## Document passage
--*--

I cannot recall a primeur blessed/burdened with so much pent-up anticipation to the point where anyone without a perfect score will be crestfallen. Early in the year, my phone rang three times. At the end of the line was a winemaker extolling their “new baby.” Maybe I should return their call whenever I compose a great sentence. But clearly, something interesting was brewing when I tasted musts directly from tank last September and again in late January. By primeur o’clock, the echo chamber of Bordeaux had convinced all and sundry that their 2022s represents a high water mark, a miracle that would have impressed Jesus at Cana. Winemakers had rehearsed their utopian descriptions of the season and become walking thesauri of superlatives. My job is to listen attentively and consider all this useful, if slightly biased, background information, then mentally shove that aside and compare what is in the glass and, something oft-forgotten, postulate it might become, vis-à-vis the same wine over the previous twenty-whatever vintages logged in my memory.

This report was filed three days after returning so subscribers have it to hand when the campaign gathers pace. As always, there is no compromise in research and writing. A primeur report should be deserving of the wines otherwise, why bother?  

Claire Villars-Lurton out in the vines at Haut-Bages Libéral. She has been one of the leading practitioners of biodynamics. Here, she showed me the fruit trees planted amongst the vines to enhance biodiversity, a fast-growing trend in the region.

The Growing Season

A season of paradox and luminosity.

After the atypically inclement 2021, 2022 witnessed a return to the warm, dry summers that headlined the 2018-2020 trio. Europe suffered an unprecedented heat wave that triggered devastating wildfires, some conflagrations not far from Bordeaux’s southerly vineyards, though, unlike California in 2020, acrid smoke never endangered its vines.

--*--

## Given request A
In the Bordeaux 2022 primeur report, how long after returning was the report filed?

## Record list
--*--

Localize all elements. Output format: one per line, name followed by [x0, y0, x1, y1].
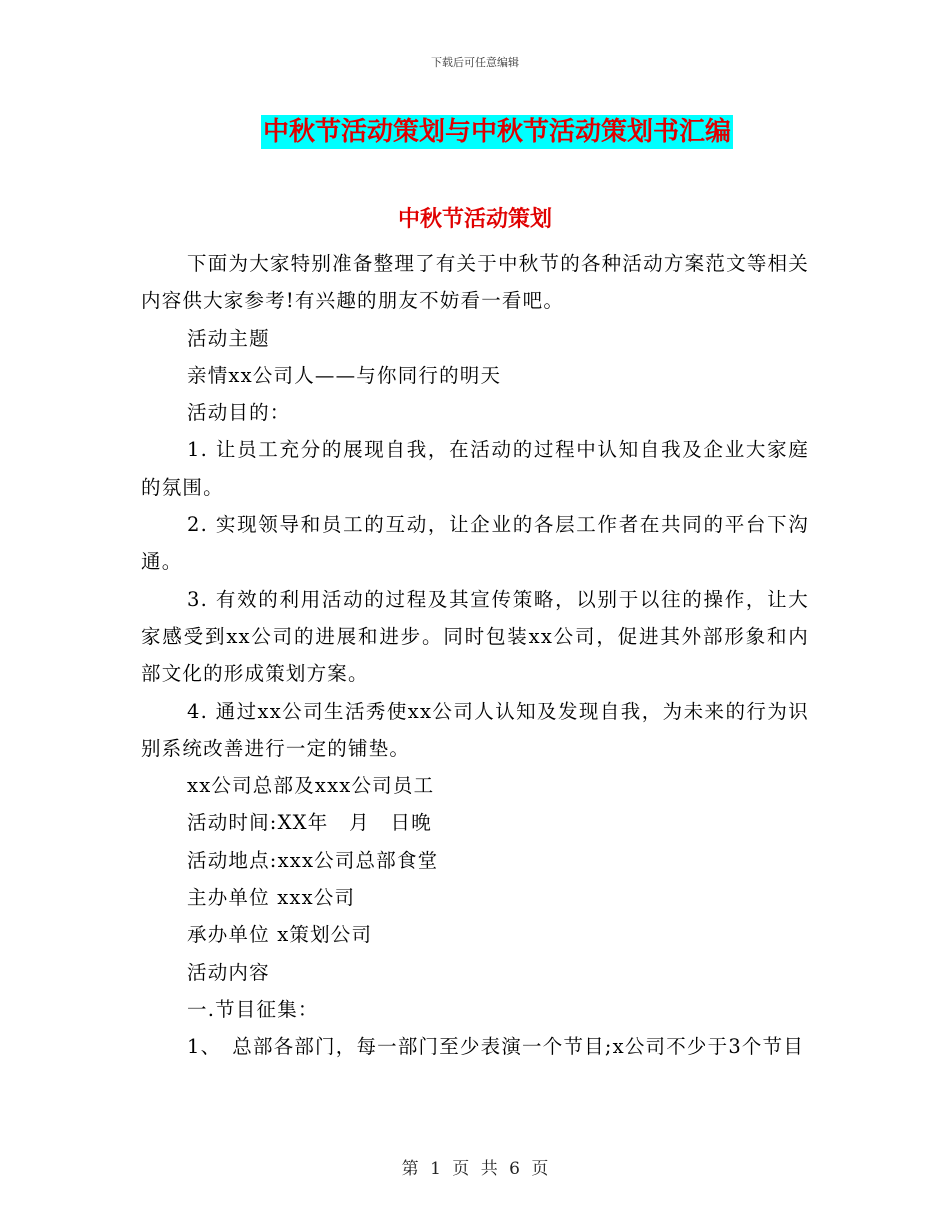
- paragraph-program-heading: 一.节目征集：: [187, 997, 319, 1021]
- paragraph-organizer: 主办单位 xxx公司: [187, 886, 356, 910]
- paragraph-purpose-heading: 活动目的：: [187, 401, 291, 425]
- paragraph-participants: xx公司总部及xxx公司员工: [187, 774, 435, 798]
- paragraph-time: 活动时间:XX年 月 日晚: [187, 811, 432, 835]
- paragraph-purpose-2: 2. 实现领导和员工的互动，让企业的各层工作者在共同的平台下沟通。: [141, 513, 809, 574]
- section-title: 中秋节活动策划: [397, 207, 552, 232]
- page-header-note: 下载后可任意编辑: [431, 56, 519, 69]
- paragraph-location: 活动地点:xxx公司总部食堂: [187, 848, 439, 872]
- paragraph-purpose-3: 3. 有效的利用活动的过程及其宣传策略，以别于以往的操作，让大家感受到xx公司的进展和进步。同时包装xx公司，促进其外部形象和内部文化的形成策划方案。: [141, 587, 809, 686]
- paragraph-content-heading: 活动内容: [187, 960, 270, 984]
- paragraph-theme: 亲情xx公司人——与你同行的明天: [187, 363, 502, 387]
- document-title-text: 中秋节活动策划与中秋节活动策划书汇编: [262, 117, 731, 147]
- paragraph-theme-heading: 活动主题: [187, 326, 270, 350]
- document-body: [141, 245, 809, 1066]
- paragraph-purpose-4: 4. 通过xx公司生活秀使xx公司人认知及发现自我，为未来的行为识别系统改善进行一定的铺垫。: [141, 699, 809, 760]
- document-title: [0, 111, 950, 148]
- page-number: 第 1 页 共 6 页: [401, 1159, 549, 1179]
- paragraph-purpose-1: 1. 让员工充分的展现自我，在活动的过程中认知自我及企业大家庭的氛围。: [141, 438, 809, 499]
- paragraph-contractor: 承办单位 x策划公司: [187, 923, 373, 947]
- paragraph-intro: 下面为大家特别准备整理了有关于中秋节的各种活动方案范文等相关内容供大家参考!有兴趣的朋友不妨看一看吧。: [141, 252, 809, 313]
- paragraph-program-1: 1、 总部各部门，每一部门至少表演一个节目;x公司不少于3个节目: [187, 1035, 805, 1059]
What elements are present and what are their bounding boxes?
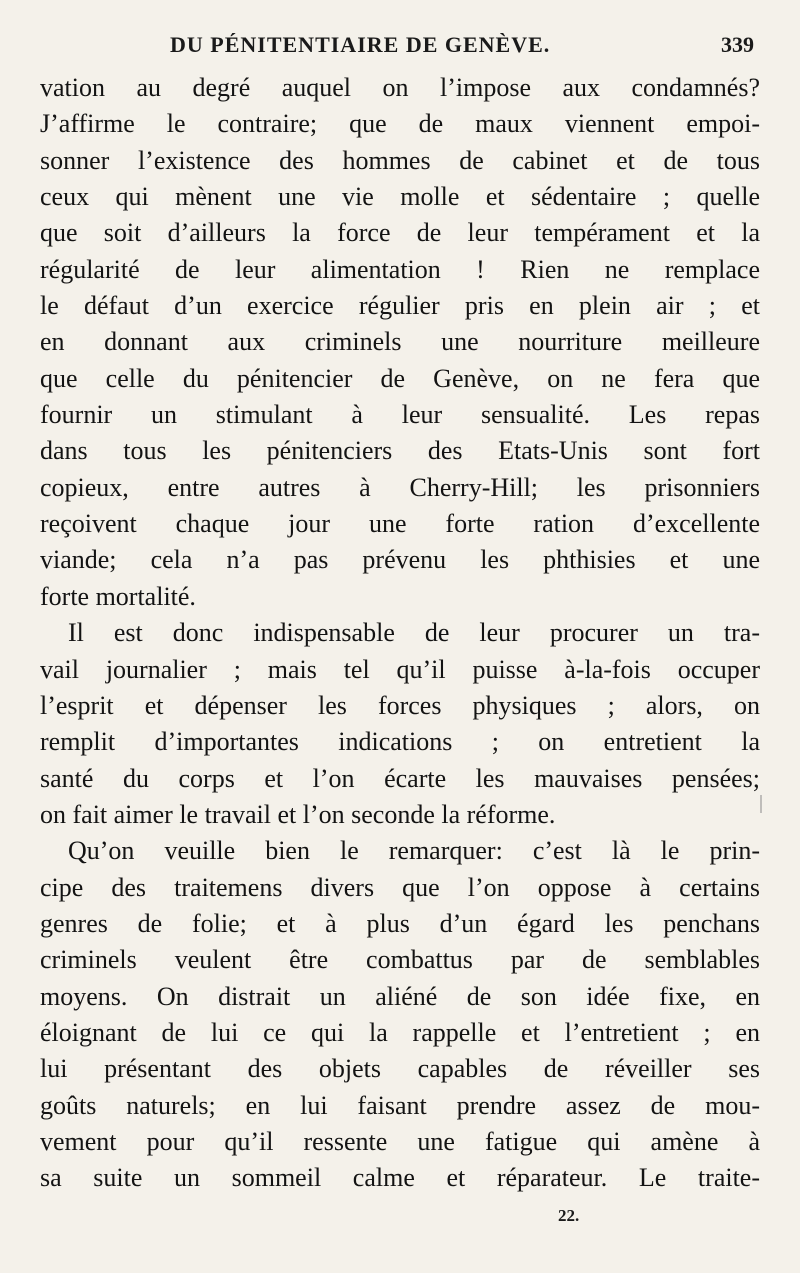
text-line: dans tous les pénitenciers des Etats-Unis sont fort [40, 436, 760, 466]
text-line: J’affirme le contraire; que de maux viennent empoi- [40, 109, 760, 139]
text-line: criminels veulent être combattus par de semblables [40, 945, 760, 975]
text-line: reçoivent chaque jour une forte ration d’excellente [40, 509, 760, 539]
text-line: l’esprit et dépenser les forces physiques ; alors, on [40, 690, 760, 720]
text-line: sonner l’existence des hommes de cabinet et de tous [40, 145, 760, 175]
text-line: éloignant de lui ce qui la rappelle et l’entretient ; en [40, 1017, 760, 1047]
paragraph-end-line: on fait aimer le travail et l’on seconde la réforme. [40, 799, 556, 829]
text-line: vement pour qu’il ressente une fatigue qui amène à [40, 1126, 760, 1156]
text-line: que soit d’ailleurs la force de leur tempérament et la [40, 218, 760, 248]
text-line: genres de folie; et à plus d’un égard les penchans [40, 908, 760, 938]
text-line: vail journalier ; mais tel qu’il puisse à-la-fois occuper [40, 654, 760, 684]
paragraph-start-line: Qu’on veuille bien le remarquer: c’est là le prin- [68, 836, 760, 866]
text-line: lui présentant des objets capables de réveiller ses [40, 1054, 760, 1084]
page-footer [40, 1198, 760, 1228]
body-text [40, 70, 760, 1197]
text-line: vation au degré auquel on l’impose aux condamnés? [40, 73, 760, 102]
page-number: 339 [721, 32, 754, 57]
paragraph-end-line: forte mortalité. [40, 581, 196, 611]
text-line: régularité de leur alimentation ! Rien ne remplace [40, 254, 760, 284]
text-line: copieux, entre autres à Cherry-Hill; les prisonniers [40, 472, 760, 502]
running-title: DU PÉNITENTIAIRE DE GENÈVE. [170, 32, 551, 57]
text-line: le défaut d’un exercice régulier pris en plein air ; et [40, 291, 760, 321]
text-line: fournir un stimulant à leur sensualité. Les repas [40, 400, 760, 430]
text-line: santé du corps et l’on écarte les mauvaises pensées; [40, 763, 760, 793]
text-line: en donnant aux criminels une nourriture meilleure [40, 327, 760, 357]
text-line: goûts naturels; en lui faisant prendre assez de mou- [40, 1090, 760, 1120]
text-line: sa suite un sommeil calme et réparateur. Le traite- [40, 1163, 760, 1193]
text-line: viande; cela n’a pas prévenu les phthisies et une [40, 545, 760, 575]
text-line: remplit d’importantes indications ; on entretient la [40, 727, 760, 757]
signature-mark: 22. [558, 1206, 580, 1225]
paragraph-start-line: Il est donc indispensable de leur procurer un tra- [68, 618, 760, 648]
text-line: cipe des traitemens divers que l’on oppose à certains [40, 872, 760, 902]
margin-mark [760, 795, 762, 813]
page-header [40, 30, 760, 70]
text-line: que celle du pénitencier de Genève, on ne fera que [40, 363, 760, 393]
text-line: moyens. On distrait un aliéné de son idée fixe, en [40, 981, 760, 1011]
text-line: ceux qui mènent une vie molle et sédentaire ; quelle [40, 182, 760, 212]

--*--

## Given request B
Rewrite the listing from its first line through the line containing "What elements are", inclusive, with "bounding boxes" changed to "coordinates" and nothing else altered. Omit the pictures.

## Task answer A
Three days

## Task answer B
Localize all elements. Output format: one per line, name followed by [x0, y0, x1, y1].
- paragraph-program-heading: 一.节目征集：: [187, 997, 319, 1021]
- paragraph-organizer: 主办单位 xxx公司: [187, 886, 356, 910]
- paragraph-purpose-heading: 活动目的：: [187, 401, 291, 425]
- paragraph-participants: xx公司总部及xxx公司员工: [187, 774, 435, 798]
- paragraph-time: 活动时间:XX年 月 日晚: [187, 811, 432, 835]
- paragraph-purpose-2: 2. 实现领导和员工的互动，让企业的各层工作者在共同的平台下沟通。: [141, 513, 809, 574]
- section-title: 中秋节活动策划: [397, 207, 552, 232]
- page-header-note: 下载后可任意编辑: [431, 56, 519, 69]
- paragraph-location: 活动地点:xxx公司总部食堂: [187, 848, 439, 872]
- paragraph-purpose-3: 3. 有效的利用活动的过程及其宣传策略，以别于以往的操作，让大家感受到xx公司的进展和进步。同时包装xx公司，促进其外部形象和内部文化的形成策划方案。: [141, 587, 809, 686]
- paragraph-content-heading: 活动内容: [187, 960, 270, 984]
- paragraph-theme: 亲情xx公司人——与你同行的明天: [187, 363, 502, 387]
- document-title-text: 中秋节活动策划与中秋节活动策划书汇编: [262, 117, 731, 147]
- paragraph-theme-heading: 活动主题: [187, 326, 270, 350]
- document-body: [141, 245, 809, 1066]
- paragraph-purpose-4: 4. 通过xx公司生活秀使xx公司人认知及发现自我，为未来的行为识别系统改善进行一定的铺垫。: [141, 699, 809, 760]
- document-title: [0, 111, 950, 148]
- page-number: 第 1 页 共 6 页: [401, 1159, 549, 1179]
- paragraph-purpose-1: 1. 让员工充分的展现自我，在活动的过程中认知自我及企业大家庭的氛围。: [141, 438, 809, 499]
- paragraph-contractor: 承办单位 x策划公司: [187, 923, 373, 947]
- paragraph-intro: 下面为大家特别准备整理了有关于中秋节的各种活动方案范文等相关内容供大家参考!有兴趣的朋友不妨看一看吧。: [141, 252, 809, 313]
- paragraph-program-1: 1、 总部各部门，每一部门至少表演一个节目;x公司不少于3个节目: [187, 1035, 805, 1059]
What elements are present and what are their coordinates?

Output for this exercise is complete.